# Stated exercise
All material below is to be reproduced exactly.

====== Data for processing ======

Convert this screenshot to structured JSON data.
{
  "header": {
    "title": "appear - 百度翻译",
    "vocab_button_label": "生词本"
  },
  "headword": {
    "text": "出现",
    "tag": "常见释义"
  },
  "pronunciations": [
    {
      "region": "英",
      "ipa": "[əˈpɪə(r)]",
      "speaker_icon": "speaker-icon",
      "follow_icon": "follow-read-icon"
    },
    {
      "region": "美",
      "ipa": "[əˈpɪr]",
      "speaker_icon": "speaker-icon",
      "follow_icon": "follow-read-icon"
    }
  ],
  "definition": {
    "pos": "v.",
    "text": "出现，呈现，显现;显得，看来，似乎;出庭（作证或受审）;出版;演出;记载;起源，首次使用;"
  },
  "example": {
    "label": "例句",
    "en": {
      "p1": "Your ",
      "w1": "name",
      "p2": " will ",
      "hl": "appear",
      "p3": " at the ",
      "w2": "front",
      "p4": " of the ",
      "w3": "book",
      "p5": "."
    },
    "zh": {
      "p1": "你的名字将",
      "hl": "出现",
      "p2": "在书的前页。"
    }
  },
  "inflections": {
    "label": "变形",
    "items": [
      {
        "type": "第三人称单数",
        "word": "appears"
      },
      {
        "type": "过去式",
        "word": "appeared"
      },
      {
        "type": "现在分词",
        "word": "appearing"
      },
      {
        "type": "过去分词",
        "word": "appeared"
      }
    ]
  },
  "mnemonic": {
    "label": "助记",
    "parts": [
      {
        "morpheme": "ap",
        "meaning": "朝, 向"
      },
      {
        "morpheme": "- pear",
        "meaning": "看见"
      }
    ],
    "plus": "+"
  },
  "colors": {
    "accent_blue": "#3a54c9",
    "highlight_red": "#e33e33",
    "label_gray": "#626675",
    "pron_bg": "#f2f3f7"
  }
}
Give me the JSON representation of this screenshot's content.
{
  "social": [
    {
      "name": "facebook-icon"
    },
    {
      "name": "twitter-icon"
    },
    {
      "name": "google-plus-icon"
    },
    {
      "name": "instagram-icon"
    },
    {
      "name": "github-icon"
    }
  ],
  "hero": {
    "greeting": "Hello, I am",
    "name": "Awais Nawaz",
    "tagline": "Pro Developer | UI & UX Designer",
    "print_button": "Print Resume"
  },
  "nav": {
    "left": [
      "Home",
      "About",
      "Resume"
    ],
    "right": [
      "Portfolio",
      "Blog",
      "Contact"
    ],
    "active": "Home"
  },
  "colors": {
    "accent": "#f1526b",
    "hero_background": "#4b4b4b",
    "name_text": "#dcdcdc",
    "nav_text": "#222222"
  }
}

======

# Solution for this task
Convert this screenshot to structured JSON data.
{
  "header": {
    "title": "appear - 百度翻译",
    "vocab_button_label": "生词本"
  },
  "headword": {
    "text": "出现",
    "tag": "常见释义"
  },
  "pronunciations": [
    {
      "region": "英",
      "ipa": "[əˈpɪə(r)]",
      "speaker_icon": "speaker-icon",
      "follow_icon": "follow-read-icon"
    },
    {
      "region": "美",
      "ipa": "[əˈpɪr]",
      "speaker_icon": "speaker-icon",
      "follow_icon": "follow-read-icon"
    }
  ],
  "definition": {
    "pos": "v.",
    "text": "出现，呈现，显现;显得，看来，似乎;出庭（作证或受审）;出版;演出;记载;起源，首次使用;"
  },
  "example": {
    "label": "例句",
    "en": {
      "p1": "Your ",
      "w1": "name",
      "p2": " will ",
      "hl": "appear",
      "p3": " at the ",
      "w2": "front",
      "p4": " of the ",
      "w3": "book",
      "p5": "."
    },
    "zh": {
      "p1": "你的名字将",
      "hl": "出现",
      "p2": "在书的前页。"
    }
  },
  "inflections": {
    "label": "变形",
    "items": [
      {
        "type": "第三人称单数",
        "word": "appears"
      },
      {
        "type": "过去式",
        "word": "appeared"
      },
      {
        "type": "现在分词",
        "word": "appearing"
      },
      {
        "type": "过去分词",
        "word": "appeared"
      }
    ]
  },
  "mnemonic": {
    "label": "助记",
    "parts": [
      {
        "morpheme": "ap",
        "meaning": "朝, 向"
      },
      {
        "morpheme": "- pear",
        "meaning": "看见"
      }
    ],
    "plus": "+"
  },
  "colors": {
    "accent_blue": "#3a54c9",
    "highlight_red": "#e33e33",
    "label_gray": "#626675",
    "pron_bg": "#f2f3f7"
  }
}
Give me the JSON representation of this screenshot's content.
{
  "social": [
    {
      "name": "facebook-icon"
    },
    {
      "name": "twitter-icon"
    },
    {
      "name": "google-plus-icon"
    },
    {
      "name": "instagram-icon"
    },
    {
      "name": "github-icon"
    }
  ],
  "hero": {
    "greeting": "Hello, I am",
    "name": "Awais Nawaz",
    "tagline": "Pro Developer | UI & UX Designer",
    "print_button": "Print Resume"
  },
  "nav": {
    "left": [
      "Home",
      "About",
      "Resume"
    ],
    "right": [
      "Portfolio",
      "Blog",
      "Contact"
    ],
    "active": "Home"
  },
  "colors": {
    "accent": "#f1526b",
    "hero_background": "#4b4b4b",
    "name_text": "#dcdcdc",
    "nav_text": "#222222"
  }
}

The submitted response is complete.